[Some records]

________________________

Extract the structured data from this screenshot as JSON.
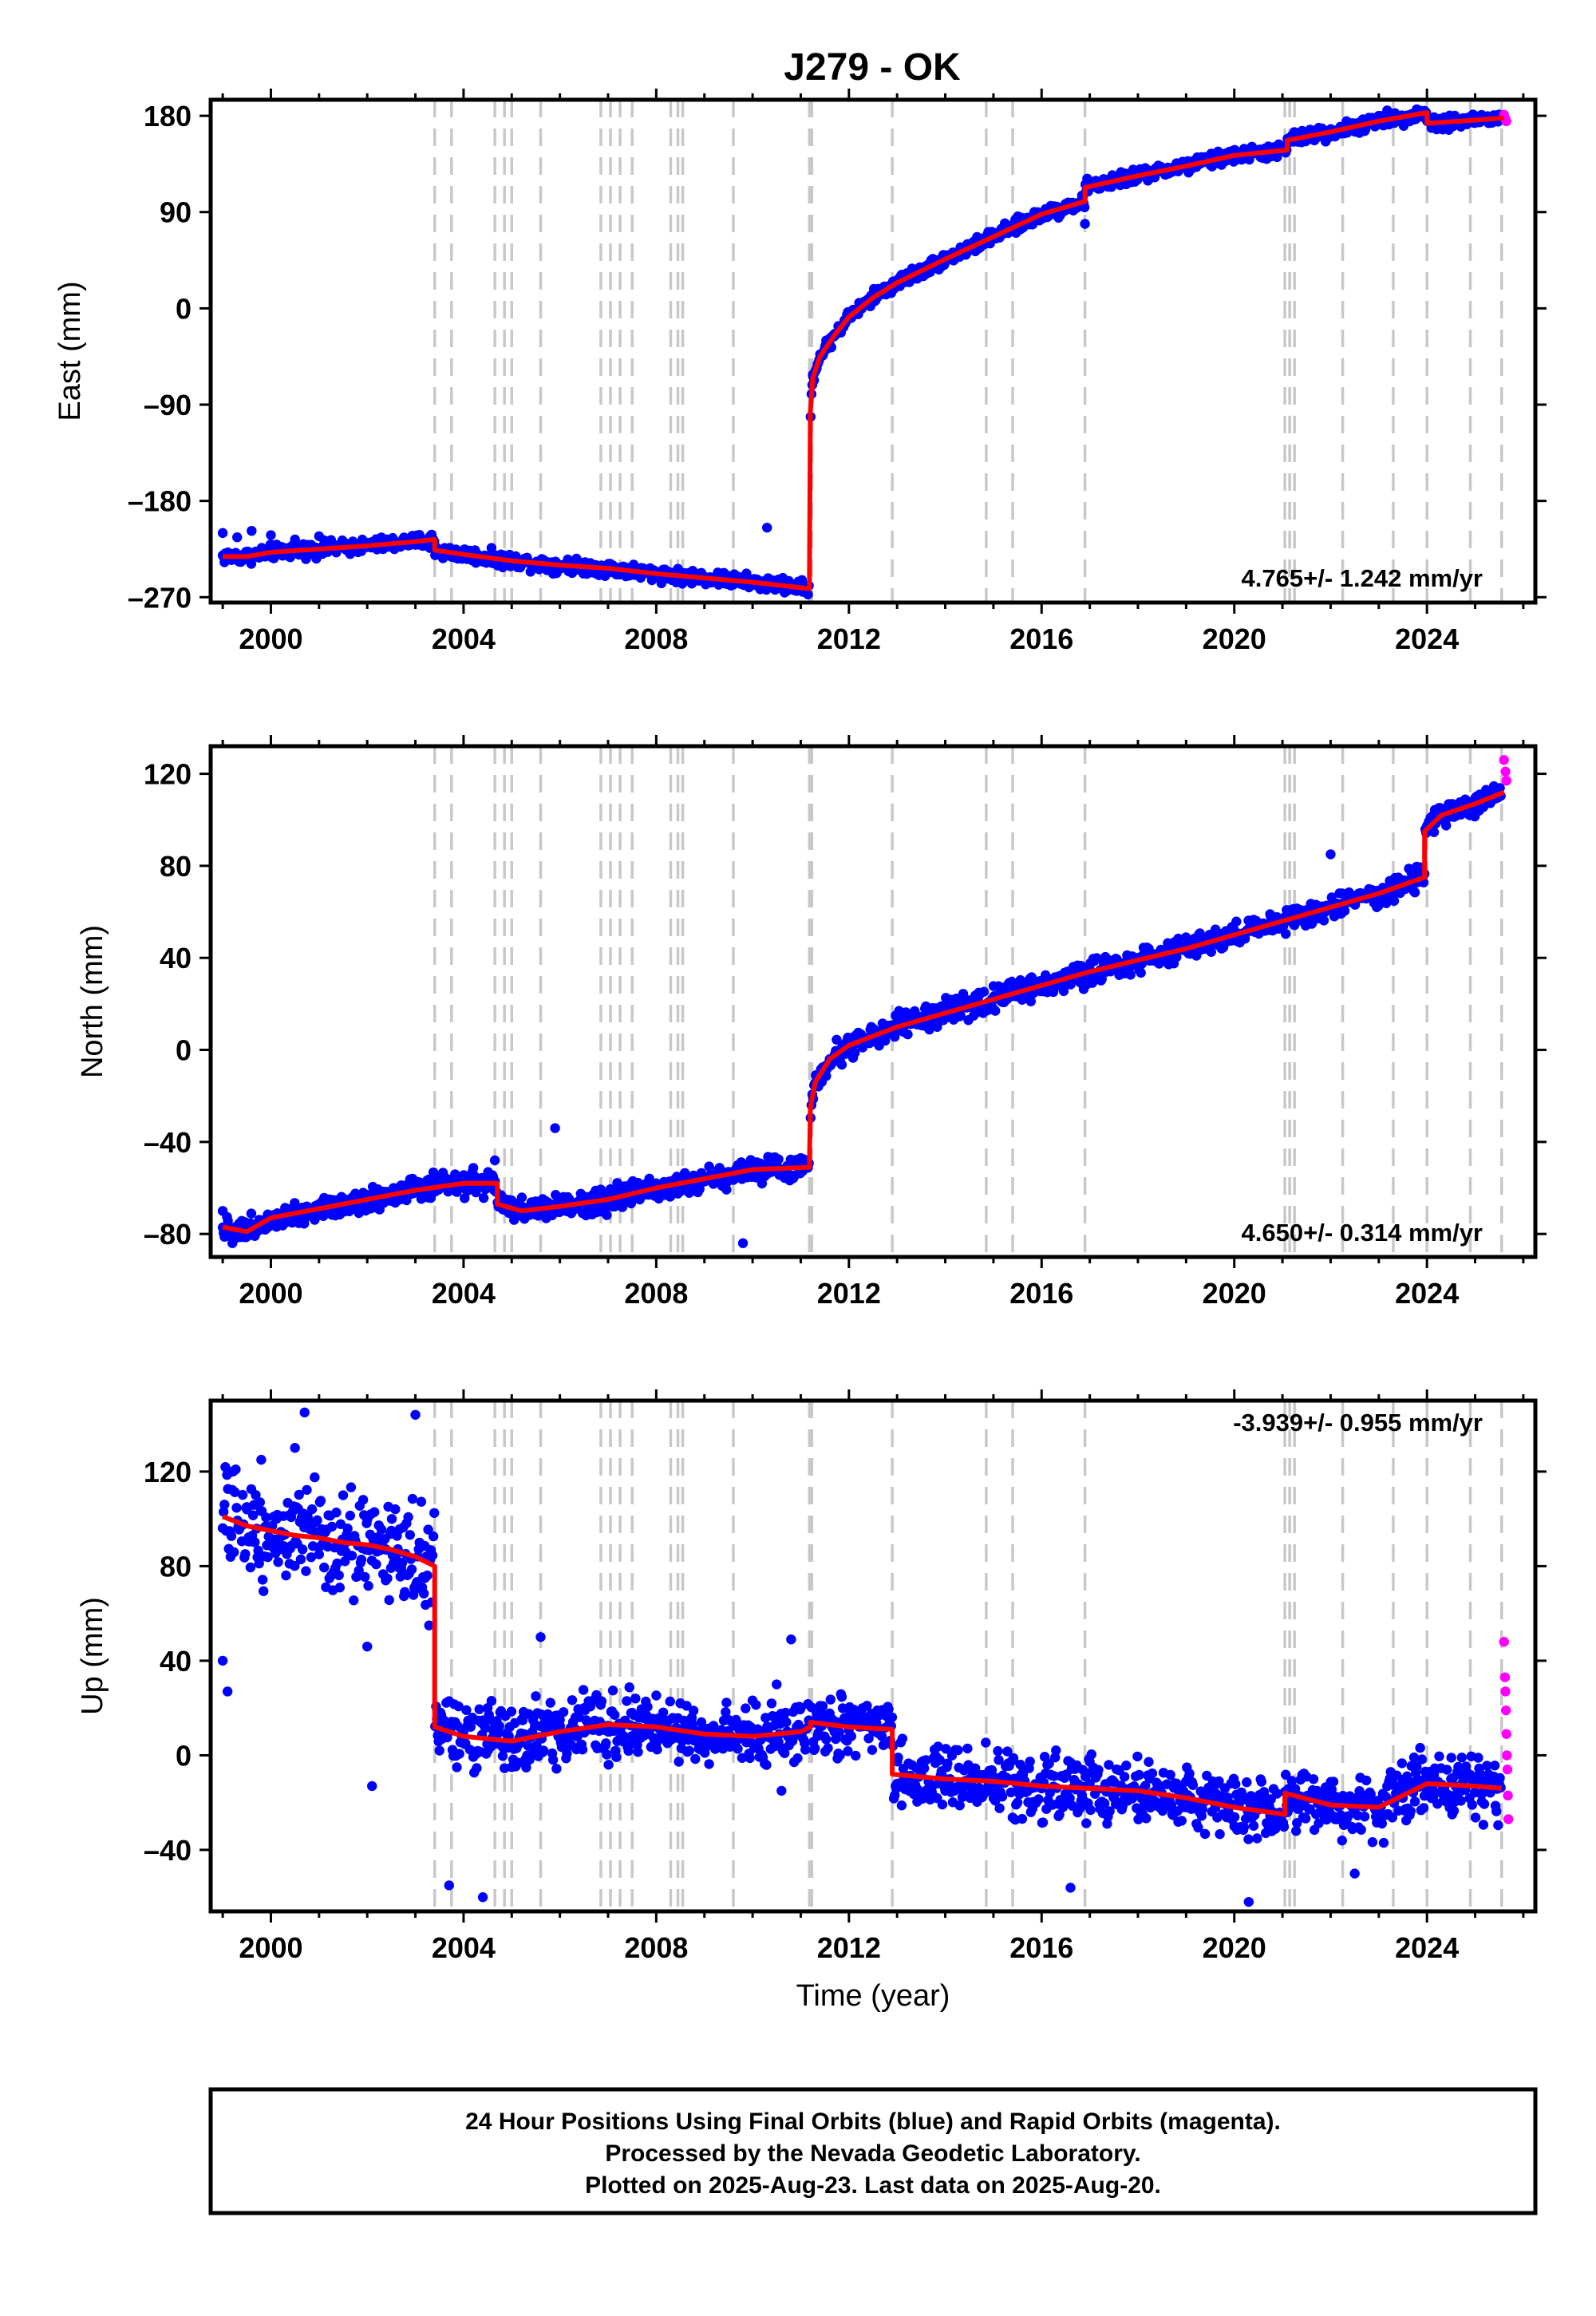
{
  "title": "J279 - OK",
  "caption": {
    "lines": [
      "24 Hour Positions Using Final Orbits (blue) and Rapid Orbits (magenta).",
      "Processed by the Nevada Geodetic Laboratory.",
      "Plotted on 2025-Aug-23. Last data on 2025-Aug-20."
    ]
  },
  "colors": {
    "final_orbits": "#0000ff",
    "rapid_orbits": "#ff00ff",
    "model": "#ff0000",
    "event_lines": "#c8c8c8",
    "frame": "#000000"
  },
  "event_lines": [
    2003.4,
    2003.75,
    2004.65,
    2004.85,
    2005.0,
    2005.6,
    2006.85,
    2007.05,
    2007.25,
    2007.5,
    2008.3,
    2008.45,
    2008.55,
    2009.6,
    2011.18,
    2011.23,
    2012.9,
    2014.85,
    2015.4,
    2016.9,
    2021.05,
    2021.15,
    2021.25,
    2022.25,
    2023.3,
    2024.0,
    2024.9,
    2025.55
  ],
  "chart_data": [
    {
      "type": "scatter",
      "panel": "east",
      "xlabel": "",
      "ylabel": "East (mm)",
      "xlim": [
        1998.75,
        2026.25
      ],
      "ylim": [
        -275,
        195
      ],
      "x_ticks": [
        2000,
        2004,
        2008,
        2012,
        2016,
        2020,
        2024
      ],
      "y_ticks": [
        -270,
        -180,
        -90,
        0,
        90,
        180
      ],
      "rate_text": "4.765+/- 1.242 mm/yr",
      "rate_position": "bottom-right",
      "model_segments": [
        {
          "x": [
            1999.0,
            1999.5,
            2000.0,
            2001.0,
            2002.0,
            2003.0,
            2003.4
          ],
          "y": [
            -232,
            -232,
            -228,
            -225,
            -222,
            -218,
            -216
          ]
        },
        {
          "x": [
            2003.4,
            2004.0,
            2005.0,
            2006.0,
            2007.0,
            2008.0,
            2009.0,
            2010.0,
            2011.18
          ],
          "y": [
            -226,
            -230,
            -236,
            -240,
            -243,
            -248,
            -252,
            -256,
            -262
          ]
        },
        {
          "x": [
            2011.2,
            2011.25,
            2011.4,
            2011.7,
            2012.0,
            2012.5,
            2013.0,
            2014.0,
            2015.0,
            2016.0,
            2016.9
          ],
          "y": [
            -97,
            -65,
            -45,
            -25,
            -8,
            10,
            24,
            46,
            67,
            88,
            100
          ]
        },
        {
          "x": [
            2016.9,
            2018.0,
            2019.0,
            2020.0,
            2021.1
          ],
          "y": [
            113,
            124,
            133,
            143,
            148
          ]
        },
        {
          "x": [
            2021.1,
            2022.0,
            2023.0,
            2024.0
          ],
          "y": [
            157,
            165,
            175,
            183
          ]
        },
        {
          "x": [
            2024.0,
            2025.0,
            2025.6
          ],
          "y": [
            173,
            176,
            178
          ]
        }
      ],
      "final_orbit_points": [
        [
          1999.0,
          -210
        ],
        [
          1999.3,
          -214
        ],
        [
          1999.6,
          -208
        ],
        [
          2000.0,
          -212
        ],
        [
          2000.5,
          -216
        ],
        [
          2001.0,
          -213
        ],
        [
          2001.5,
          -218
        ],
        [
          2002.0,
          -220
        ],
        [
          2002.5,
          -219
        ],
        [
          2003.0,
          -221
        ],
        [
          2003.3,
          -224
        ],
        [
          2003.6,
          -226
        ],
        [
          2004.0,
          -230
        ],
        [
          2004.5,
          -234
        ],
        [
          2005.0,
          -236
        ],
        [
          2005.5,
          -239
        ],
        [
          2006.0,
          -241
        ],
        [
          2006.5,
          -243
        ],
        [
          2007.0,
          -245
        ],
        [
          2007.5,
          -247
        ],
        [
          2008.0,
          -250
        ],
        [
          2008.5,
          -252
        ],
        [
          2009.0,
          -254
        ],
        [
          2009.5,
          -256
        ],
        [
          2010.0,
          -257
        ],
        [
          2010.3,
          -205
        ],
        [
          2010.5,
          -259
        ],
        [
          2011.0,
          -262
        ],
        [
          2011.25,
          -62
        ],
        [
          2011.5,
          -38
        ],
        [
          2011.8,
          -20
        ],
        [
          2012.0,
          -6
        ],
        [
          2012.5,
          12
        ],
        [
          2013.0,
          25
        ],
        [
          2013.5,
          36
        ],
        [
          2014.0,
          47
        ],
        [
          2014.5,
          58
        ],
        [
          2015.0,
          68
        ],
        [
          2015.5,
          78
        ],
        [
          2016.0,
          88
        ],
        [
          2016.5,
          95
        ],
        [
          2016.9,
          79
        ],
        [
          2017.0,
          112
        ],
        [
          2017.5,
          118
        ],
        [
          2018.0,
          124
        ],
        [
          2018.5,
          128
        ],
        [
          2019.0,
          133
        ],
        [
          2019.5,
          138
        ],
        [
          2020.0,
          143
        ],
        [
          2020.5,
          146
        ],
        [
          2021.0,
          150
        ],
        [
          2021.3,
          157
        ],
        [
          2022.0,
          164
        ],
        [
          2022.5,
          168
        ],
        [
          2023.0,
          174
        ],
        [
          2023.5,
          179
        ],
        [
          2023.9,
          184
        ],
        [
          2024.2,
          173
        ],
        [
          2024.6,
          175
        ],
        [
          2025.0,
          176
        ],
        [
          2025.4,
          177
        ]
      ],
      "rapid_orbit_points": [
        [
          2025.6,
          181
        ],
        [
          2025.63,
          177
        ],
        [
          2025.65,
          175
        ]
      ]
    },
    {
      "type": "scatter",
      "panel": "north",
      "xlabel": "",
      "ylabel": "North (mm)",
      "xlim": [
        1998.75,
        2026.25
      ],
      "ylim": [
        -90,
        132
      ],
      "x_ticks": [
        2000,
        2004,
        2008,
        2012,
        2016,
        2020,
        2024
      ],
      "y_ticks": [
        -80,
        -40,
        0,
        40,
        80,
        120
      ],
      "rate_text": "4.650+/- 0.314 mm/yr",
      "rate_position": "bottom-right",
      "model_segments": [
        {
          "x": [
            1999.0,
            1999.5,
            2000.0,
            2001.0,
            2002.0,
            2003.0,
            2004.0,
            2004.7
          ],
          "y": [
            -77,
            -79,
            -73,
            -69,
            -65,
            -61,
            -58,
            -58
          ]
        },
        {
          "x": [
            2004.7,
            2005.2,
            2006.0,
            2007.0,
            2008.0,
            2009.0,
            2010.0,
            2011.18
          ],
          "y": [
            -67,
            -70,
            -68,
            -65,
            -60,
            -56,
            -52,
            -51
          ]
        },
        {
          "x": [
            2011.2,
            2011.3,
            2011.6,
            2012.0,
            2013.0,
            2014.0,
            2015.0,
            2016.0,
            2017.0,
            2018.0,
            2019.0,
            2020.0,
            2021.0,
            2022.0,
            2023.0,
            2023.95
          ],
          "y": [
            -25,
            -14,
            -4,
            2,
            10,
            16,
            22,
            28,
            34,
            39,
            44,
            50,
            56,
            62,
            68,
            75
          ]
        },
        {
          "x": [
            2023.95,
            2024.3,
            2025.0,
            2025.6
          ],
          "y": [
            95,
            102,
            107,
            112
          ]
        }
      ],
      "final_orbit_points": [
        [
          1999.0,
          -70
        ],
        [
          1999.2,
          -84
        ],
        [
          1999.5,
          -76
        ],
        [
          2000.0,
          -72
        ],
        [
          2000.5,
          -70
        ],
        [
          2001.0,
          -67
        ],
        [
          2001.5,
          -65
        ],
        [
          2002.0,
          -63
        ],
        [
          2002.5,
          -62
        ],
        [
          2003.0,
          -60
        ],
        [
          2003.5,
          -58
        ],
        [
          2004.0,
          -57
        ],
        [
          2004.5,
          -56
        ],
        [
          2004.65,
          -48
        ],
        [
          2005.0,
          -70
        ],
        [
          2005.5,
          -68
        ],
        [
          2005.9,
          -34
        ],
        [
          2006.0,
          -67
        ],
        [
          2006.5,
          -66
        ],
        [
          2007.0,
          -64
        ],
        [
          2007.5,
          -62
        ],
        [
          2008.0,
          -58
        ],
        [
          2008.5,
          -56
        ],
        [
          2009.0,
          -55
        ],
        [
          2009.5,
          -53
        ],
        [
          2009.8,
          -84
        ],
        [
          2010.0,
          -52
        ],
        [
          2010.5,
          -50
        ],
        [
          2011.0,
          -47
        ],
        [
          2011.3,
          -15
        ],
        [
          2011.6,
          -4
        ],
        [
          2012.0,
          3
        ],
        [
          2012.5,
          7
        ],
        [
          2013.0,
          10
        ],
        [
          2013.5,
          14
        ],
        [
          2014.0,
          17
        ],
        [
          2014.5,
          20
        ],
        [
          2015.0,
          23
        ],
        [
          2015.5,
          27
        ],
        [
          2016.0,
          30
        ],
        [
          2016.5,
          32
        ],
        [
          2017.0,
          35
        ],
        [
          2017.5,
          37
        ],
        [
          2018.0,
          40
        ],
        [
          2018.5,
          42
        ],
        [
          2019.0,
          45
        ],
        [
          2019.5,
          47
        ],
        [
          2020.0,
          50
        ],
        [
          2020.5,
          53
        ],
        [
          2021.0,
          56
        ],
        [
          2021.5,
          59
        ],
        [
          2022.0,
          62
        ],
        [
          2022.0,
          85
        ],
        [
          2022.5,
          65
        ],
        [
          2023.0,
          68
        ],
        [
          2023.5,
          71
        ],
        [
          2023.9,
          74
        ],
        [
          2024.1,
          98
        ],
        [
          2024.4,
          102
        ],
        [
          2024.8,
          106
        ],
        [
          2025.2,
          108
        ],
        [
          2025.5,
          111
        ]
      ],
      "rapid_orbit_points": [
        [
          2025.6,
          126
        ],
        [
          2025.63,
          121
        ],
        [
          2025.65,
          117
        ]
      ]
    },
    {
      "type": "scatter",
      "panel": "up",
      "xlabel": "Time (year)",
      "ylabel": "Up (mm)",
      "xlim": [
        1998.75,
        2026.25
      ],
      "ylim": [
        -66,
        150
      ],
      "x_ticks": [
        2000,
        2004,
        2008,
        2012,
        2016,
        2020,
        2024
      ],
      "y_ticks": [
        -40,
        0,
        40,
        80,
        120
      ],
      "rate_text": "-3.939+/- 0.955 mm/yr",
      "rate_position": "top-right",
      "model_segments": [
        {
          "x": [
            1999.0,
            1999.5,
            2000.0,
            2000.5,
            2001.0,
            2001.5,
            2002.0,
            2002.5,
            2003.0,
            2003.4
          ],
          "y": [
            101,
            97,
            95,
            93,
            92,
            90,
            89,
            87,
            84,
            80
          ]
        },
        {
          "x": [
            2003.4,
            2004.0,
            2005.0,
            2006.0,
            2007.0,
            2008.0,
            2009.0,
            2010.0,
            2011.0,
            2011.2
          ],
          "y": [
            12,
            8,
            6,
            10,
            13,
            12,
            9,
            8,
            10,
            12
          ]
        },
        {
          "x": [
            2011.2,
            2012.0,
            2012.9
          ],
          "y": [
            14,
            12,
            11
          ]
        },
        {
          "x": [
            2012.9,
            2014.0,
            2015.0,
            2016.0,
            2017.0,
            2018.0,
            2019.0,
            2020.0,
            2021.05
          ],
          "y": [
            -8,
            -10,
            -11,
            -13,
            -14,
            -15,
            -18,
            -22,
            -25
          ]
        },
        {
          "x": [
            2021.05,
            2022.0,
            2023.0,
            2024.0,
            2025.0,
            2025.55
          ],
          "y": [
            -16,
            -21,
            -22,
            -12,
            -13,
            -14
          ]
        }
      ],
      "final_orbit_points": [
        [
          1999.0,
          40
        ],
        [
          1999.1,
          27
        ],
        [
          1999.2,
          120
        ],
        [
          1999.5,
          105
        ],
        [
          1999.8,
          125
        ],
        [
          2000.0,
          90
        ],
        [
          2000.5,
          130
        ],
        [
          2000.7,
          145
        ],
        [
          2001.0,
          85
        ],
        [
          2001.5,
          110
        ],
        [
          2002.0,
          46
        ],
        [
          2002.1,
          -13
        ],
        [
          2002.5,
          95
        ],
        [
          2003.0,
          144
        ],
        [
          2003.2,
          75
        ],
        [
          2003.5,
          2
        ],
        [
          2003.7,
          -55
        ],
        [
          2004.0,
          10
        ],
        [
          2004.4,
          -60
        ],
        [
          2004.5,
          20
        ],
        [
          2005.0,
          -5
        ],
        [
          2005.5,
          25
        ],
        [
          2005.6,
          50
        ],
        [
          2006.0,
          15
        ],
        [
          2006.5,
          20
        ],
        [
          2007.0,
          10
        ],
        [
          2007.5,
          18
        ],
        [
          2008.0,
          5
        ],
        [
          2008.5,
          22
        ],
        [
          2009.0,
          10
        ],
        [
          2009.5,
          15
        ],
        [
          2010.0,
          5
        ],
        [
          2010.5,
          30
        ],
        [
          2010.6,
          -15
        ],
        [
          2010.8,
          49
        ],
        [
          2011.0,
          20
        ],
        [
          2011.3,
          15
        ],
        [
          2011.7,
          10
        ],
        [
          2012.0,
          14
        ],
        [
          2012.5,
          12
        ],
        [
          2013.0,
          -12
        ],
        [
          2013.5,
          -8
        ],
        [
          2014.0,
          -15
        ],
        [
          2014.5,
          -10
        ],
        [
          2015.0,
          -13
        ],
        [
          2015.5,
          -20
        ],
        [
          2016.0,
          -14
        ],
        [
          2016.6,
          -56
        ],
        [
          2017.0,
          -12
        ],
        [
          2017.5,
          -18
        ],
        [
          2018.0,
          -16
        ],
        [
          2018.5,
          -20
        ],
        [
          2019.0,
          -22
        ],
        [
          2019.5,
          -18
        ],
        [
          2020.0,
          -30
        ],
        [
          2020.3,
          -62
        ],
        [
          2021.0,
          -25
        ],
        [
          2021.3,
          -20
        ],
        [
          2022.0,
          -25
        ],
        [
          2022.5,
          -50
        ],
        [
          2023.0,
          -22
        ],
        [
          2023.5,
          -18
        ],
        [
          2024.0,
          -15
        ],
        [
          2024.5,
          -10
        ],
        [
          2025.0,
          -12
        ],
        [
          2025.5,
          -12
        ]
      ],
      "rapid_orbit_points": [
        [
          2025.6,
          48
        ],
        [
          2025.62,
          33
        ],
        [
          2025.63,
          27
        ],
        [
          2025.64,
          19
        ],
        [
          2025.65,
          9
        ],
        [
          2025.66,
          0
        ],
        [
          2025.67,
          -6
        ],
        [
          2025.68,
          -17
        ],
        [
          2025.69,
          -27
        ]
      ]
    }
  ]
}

________________________

[What this task involves] Gather each line that holds "ylabel".

[Response to this exercise]
      "ylabel": "East (mm)",
      "ylabel": "North (mm)",
      "ylabel": "Up (mm)",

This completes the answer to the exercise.